▸ **Exercise description**
Please revise the records from their start through the line containing "badge-number: 1: [614, 590, 628, 604]", changing "keyboard" to "keypad" and leaving everything else unchanged. Return only those lines.

=-=-=

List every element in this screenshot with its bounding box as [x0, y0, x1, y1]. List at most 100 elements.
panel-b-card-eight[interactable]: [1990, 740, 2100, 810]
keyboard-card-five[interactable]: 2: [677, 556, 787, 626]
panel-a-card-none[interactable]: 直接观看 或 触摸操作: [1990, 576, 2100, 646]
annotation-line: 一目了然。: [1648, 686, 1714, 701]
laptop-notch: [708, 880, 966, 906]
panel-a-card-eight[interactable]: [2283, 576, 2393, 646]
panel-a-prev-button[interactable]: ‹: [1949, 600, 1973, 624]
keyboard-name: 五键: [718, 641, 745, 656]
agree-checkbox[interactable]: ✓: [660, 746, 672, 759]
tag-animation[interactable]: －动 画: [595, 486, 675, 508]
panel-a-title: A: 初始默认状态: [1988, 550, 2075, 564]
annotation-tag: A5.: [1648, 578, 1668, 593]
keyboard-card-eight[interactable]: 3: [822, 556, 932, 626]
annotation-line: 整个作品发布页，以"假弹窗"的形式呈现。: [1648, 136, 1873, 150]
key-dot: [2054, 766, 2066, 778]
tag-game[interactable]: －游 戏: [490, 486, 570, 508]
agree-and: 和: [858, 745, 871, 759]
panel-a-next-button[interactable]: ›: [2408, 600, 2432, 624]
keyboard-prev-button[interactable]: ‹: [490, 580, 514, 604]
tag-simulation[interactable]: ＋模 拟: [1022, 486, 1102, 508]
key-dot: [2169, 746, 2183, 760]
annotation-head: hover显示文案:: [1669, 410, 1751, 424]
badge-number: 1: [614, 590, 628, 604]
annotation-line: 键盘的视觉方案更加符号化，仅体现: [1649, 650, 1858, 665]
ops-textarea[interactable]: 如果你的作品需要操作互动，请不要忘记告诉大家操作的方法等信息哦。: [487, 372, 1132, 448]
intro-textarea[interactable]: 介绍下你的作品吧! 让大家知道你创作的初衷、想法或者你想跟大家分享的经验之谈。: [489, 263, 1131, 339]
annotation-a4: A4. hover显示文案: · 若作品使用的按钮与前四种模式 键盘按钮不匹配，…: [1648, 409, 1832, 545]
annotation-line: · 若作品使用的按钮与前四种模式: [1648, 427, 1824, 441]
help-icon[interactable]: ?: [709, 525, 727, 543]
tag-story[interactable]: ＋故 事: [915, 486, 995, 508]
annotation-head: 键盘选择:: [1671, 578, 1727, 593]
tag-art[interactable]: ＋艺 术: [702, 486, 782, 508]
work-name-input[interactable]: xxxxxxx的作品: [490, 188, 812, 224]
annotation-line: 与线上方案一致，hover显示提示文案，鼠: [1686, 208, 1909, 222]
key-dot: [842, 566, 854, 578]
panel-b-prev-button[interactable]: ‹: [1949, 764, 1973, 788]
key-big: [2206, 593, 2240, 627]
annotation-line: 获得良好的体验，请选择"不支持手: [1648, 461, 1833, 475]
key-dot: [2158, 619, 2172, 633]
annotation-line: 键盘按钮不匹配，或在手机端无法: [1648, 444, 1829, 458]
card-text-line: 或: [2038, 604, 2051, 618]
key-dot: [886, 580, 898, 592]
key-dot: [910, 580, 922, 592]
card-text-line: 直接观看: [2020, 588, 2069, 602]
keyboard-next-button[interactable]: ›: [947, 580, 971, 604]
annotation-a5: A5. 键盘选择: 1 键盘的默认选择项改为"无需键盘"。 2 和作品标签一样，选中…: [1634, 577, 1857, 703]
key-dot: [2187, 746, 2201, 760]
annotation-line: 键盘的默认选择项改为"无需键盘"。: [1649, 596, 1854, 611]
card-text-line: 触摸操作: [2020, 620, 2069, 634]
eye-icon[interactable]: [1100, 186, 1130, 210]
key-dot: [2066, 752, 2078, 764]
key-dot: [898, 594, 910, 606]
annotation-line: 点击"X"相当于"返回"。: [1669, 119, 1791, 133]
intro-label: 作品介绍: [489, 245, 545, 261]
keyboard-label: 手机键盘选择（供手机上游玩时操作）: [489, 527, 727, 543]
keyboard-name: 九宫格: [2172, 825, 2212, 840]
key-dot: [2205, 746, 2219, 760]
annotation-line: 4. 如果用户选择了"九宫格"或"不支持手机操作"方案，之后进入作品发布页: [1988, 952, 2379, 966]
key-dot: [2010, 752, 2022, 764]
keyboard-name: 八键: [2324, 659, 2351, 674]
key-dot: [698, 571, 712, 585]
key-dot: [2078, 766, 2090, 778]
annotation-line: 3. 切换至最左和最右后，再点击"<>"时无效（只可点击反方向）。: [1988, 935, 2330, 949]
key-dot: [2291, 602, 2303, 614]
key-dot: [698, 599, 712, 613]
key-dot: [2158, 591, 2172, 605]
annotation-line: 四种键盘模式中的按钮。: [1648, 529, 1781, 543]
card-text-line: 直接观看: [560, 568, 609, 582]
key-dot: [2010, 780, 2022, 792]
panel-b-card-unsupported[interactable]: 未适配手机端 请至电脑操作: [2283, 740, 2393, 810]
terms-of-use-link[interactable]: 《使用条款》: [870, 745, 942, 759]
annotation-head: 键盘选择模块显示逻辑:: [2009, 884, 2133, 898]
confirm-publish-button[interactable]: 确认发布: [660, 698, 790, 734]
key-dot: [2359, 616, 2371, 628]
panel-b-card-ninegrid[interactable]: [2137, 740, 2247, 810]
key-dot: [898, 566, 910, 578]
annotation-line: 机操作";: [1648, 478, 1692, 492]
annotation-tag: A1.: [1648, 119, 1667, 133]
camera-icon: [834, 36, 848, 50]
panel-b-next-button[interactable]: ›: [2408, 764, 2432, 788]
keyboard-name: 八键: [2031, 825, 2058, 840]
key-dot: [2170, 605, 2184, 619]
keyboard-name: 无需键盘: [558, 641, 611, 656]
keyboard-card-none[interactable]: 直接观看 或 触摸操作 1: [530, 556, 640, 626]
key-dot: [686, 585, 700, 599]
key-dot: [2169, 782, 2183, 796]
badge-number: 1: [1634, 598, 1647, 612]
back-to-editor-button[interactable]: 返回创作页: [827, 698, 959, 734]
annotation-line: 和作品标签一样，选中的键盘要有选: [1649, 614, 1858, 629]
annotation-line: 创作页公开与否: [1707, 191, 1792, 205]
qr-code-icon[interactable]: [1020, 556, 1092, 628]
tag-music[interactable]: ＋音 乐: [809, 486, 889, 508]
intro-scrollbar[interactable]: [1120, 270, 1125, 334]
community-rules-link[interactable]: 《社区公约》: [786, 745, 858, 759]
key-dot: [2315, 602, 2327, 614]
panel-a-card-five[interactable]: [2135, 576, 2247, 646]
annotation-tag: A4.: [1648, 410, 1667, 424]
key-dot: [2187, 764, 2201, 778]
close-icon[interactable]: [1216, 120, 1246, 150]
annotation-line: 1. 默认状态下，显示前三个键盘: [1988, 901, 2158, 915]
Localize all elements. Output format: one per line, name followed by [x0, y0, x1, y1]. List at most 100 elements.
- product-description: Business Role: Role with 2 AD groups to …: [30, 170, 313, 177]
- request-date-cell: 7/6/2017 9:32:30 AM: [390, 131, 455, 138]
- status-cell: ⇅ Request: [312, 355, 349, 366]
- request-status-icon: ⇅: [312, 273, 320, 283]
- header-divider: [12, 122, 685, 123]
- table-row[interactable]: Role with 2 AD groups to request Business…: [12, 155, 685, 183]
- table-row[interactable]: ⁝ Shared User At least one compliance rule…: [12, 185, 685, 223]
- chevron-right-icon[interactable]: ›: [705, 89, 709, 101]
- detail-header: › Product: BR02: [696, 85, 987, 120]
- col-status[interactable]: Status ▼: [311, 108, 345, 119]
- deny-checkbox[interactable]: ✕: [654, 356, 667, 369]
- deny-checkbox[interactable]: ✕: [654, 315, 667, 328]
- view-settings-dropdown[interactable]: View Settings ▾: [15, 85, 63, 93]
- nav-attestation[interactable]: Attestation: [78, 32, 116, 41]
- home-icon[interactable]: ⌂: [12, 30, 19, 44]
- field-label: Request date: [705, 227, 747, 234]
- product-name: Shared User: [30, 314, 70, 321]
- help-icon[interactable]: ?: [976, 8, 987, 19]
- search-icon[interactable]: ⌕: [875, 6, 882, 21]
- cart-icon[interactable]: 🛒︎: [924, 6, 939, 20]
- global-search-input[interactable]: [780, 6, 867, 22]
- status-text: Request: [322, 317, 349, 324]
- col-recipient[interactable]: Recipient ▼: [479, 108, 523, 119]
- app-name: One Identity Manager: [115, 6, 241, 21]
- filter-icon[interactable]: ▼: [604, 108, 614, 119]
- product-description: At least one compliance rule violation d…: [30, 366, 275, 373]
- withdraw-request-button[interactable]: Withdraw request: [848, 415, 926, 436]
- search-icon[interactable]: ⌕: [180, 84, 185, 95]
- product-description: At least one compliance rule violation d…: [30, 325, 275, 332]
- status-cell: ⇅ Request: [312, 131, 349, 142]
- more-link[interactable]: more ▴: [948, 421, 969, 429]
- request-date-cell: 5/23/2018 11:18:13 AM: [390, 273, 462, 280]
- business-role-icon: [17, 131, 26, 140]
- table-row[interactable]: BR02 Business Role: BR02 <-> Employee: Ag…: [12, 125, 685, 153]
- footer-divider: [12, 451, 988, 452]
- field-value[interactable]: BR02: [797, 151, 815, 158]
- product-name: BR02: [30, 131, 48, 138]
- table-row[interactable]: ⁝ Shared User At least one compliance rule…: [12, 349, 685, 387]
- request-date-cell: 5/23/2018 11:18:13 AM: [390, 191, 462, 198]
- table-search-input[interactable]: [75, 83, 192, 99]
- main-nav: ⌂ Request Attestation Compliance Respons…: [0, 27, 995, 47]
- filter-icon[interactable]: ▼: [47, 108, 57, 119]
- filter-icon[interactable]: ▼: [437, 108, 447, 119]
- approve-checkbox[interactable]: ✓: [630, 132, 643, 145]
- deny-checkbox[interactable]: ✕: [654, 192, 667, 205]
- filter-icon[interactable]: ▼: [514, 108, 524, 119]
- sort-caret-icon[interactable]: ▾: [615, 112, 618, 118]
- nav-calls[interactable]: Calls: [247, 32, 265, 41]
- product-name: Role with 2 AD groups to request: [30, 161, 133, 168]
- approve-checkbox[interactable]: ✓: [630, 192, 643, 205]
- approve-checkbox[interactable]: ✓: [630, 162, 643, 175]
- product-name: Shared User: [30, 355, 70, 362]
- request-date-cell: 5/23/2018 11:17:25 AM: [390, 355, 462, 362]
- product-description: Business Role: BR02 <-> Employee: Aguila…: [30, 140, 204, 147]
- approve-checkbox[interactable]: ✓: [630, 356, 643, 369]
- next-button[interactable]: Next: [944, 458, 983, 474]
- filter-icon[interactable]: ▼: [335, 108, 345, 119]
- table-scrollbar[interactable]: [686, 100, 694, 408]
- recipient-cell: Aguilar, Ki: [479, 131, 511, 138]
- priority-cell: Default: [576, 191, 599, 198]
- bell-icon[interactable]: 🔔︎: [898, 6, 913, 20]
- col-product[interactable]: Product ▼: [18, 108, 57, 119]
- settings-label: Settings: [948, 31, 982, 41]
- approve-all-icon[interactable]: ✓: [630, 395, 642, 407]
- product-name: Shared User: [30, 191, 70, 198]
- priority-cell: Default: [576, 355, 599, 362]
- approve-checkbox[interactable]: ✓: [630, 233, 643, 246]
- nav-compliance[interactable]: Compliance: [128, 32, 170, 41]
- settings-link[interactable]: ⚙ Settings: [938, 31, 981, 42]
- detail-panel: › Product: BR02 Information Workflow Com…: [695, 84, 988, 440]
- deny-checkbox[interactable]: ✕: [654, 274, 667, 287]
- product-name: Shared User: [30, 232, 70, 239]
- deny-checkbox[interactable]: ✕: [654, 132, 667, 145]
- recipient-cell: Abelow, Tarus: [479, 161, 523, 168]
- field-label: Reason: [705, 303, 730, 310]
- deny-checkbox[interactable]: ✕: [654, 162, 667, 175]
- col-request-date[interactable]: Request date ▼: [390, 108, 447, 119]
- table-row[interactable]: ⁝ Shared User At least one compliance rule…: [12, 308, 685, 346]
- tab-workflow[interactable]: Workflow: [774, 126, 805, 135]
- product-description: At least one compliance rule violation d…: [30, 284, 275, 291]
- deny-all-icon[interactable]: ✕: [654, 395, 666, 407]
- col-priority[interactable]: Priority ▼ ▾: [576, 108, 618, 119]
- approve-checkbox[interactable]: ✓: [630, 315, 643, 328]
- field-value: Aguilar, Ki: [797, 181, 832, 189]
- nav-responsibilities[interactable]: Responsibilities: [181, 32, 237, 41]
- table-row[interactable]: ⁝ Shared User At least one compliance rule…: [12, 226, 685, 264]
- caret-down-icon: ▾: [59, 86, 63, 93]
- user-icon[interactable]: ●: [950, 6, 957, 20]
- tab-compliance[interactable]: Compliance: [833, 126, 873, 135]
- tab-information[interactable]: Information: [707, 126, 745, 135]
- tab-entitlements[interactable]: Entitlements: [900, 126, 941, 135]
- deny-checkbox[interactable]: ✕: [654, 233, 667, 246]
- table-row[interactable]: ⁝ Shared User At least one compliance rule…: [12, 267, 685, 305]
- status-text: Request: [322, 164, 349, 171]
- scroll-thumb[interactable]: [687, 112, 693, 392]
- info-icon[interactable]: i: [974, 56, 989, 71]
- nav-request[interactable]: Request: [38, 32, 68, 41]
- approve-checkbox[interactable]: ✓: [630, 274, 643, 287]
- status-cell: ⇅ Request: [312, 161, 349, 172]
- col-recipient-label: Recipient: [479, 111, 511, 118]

=-=-=

▸ **Problem solution**
List every element in this screenshot with its bounding box as [x0, y0, x1, y1]. List at most 100 elements.
panel-b-card-eight[interactable]: [1990, 740, 2100, 810]
keypad-card-five[interactable]: 2: [677, 556, 787, 626]
panel-a-card-none[interactable]: 直接观看 或 触摸操作: [1990, 576, 2100, 646]
annotation-line: 一目了然。: [1648, 686, 1714, 701]
laptop-notch: [708, 880, 966, 906]
panel-a-card-eight[interactable]: [2283, 576, 2393, 646]
panel-a-prev-button[interactable]: ‹: [1949, 600, 1973, 624]
keypad-name: 五键: [718, 641, 745, 656]
agree-checkbox[interactable]: ✓: [660, 746, 672, 759]
tag-animation[interactable]: －动 画: [595, 486, 675, 508]
panel-a-title: A: 初始默认状态: [1988, 550, 2075, 564]
annotation-tag: A5.: [1648, 578, 1668, 593]
keypad-card-eight[interactable]: 3: [822, 556, 932, 626]
annotation-line: 整个作品发布页，以"假弹窗"的形式呈现。: [1648, 136, 1873, 150]
key-dot: [2054, 766, 2066, 778]
tag-game[interactable]: －游 戏: [490, 486, 570, 508]
agree-and: 和: [858, 745, 871, 759]
panel-a-next-button[interactable]: ›: [2408, 600, 2432, 624]
keypad-prev-button[interactable]: ‹: [490, 580, 514, 604]
tag-simulation[interactable]: ＋模 拟: [1022, 486, 1102, 508]
key-dot: [2169, 746, 2183, 760]
annotation-head: hover显示文案:: [1669, 410, 1751, 424]
badge-number: 1: [614, 590, 628, 604]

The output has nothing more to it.